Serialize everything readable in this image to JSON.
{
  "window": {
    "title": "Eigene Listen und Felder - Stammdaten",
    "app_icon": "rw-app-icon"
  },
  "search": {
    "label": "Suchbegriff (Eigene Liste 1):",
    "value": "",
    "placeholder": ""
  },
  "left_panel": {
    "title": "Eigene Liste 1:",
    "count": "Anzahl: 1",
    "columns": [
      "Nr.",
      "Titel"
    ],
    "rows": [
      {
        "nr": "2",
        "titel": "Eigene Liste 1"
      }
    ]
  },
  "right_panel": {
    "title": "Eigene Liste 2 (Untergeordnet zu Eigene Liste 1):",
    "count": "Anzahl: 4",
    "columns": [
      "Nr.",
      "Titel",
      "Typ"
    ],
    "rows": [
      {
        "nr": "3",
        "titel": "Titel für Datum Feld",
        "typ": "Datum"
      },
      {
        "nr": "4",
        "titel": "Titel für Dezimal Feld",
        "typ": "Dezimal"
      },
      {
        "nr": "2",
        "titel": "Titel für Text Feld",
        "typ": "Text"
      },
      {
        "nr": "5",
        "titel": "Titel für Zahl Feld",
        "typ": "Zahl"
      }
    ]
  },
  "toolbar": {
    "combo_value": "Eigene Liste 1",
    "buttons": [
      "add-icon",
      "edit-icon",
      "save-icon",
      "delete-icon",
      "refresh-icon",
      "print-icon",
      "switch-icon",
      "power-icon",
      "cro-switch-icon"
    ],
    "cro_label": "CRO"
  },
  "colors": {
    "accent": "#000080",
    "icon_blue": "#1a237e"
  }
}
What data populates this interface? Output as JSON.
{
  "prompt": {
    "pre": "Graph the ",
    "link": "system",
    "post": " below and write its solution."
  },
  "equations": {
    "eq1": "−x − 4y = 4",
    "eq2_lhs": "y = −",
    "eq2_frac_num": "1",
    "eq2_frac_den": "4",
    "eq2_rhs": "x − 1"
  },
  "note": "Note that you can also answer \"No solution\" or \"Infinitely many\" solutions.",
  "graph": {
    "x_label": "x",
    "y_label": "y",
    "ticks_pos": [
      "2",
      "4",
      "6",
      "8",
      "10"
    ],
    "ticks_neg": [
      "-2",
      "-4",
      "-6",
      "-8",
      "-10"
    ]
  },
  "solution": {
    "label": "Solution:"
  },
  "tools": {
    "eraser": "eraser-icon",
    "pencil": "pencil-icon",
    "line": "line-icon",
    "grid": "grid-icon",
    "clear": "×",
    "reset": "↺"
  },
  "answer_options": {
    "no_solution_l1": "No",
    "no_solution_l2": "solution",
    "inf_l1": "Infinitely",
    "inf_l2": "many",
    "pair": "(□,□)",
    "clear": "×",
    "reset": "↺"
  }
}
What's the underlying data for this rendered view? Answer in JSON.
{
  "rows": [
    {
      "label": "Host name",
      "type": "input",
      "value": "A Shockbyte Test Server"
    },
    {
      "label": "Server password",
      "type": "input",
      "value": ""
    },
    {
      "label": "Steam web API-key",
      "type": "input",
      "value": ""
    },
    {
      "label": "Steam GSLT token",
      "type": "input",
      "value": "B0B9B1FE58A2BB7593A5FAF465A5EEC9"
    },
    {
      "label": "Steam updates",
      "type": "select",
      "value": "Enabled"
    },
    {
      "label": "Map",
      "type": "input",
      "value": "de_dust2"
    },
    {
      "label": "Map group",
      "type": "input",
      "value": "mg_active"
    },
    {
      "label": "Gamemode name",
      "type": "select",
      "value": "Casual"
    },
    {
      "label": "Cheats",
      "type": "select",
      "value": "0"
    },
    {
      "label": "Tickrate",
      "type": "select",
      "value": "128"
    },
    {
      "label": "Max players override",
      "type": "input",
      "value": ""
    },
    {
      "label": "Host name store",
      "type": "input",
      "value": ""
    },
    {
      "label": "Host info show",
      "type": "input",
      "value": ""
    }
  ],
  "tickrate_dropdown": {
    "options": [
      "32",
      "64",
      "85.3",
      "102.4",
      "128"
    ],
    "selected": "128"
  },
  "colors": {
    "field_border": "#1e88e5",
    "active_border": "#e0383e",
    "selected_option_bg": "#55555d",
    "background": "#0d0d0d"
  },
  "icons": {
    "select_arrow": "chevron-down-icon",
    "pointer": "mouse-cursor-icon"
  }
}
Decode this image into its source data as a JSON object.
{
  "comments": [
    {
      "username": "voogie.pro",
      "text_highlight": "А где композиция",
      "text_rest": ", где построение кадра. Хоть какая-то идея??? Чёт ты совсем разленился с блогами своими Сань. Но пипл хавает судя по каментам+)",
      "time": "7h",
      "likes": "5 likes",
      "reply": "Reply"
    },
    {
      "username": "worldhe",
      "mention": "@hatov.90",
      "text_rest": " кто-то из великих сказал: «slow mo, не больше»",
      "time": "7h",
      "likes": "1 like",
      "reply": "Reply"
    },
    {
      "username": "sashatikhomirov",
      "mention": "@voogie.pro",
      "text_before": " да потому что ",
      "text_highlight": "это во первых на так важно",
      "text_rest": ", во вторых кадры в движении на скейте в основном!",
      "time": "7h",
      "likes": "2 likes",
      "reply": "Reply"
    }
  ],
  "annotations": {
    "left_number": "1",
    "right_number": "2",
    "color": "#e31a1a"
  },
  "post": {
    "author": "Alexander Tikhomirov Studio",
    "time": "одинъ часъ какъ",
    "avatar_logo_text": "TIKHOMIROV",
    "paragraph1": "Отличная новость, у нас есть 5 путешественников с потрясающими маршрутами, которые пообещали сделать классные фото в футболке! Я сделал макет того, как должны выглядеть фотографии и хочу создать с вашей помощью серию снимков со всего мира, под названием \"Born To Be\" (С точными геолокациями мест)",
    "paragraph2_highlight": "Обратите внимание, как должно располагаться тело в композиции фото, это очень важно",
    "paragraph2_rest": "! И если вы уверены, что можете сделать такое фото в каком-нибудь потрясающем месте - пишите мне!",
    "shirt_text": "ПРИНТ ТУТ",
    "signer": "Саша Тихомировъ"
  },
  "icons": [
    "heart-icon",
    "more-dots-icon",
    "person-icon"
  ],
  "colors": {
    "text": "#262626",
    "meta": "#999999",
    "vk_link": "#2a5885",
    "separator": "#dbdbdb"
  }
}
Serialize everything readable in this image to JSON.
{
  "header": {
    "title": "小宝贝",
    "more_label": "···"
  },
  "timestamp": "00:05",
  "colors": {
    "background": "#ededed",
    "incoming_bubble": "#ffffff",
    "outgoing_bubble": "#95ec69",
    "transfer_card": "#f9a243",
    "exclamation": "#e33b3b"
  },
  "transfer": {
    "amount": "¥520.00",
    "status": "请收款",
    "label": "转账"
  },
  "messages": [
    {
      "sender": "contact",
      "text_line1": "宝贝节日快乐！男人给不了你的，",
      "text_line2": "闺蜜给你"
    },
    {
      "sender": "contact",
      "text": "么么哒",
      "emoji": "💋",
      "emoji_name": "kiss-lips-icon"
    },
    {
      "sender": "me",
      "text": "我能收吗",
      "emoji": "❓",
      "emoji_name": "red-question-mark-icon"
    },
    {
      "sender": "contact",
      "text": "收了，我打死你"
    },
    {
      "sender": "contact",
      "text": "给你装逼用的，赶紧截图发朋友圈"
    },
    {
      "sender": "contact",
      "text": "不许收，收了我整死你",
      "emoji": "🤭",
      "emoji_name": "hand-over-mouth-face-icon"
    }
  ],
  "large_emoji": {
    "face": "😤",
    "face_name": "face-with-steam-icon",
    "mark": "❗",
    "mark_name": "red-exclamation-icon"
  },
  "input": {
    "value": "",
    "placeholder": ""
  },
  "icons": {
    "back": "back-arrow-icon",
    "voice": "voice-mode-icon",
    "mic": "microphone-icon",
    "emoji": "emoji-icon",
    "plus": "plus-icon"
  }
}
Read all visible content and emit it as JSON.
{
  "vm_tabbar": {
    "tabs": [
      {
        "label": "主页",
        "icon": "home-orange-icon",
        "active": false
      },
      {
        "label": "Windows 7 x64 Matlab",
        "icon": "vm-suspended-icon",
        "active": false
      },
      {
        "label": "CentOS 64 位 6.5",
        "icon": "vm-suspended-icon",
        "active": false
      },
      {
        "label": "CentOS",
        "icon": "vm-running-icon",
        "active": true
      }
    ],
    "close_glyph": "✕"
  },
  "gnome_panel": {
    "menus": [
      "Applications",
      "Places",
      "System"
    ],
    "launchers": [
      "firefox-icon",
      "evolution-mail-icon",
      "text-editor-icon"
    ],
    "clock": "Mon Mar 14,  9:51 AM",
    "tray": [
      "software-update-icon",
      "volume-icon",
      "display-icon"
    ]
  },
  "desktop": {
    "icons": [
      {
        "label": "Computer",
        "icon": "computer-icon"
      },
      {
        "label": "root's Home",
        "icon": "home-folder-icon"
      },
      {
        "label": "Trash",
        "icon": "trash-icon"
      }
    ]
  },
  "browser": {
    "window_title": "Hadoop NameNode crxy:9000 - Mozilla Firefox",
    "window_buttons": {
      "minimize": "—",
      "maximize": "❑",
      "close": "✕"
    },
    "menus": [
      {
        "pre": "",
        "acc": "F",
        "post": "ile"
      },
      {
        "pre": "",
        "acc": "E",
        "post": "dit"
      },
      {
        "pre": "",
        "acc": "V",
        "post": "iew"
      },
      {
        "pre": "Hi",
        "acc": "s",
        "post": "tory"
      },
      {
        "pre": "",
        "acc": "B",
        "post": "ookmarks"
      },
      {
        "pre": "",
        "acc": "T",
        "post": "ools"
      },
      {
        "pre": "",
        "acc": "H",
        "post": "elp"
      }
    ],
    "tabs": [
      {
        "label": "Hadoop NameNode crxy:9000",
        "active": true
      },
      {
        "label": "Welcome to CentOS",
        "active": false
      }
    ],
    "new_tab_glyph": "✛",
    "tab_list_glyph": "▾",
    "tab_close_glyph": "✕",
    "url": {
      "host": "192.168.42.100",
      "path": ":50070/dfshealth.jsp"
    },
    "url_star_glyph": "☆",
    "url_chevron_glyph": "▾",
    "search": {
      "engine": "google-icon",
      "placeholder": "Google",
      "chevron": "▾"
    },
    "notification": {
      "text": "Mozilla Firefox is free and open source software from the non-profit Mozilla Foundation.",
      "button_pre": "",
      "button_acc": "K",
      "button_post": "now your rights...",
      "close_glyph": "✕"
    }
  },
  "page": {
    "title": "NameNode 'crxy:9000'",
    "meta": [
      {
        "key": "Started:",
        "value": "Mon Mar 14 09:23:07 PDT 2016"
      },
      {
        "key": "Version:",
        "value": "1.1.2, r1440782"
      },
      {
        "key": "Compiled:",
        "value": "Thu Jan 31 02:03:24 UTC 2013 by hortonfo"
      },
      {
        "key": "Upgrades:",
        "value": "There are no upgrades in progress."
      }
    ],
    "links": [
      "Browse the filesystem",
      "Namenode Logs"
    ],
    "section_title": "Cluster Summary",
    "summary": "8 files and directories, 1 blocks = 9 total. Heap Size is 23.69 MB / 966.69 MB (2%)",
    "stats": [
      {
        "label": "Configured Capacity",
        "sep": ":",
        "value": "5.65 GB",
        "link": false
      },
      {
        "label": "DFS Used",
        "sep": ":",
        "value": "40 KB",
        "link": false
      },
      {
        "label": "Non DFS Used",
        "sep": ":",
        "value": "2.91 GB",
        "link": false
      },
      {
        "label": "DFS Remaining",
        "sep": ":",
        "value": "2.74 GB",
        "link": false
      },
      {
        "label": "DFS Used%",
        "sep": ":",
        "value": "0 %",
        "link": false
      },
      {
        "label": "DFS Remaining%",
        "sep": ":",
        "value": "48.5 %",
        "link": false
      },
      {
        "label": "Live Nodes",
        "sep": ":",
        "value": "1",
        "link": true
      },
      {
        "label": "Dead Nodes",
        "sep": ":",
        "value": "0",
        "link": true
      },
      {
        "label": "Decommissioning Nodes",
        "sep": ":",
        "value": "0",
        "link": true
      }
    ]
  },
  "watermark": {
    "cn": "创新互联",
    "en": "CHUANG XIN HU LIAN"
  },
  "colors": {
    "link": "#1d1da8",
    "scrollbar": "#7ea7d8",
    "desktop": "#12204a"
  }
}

§ **Task to carry out**: Looking at the records above, count the lines where the word "Hadoop" appears. State only the number.

§ **Solution below**: 2